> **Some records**
** Begin **

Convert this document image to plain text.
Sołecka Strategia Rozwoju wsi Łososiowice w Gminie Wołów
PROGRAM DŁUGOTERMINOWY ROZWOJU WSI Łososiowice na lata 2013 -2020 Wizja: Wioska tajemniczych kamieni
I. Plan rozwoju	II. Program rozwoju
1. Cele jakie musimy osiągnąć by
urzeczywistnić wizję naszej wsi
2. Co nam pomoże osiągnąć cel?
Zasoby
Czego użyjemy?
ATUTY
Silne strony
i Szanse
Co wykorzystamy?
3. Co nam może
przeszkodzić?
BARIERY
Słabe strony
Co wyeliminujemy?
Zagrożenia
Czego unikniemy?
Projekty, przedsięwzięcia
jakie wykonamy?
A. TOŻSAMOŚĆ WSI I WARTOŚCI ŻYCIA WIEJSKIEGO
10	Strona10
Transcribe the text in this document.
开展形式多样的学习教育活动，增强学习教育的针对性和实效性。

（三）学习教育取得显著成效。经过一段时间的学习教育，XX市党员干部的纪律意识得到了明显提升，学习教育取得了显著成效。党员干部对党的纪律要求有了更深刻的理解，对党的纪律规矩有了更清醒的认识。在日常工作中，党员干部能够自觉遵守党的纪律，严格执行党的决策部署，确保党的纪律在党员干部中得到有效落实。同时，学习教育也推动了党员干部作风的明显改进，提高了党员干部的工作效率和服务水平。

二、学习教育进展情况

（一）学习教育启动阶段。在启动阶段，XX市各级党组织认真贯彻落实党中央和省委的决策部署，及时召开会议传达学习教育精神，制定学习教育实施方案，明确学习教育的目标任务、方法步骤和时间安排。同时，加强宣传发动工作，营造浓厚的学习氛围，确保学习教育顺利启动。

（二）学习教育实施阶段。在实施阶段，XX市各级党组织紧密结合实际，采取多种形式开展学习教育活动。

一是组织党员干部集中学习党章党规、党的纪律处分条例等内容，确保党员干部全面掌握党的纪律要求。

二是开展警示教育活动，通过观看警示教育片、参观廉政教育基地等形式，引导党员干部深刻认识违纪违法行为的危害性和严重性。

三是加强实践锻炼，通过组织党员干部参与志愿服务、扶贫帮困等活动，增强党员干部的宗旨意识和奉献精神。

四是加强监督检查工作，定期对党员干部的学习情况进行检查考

** End **

> **The task**
Pull out every line holding "osiągnąć" from the records above, and copy it.

> **Answer to the exercise**
1. Cele jakie musimy osiągnąć by
2. Co nam pomoże osiągnąć cel?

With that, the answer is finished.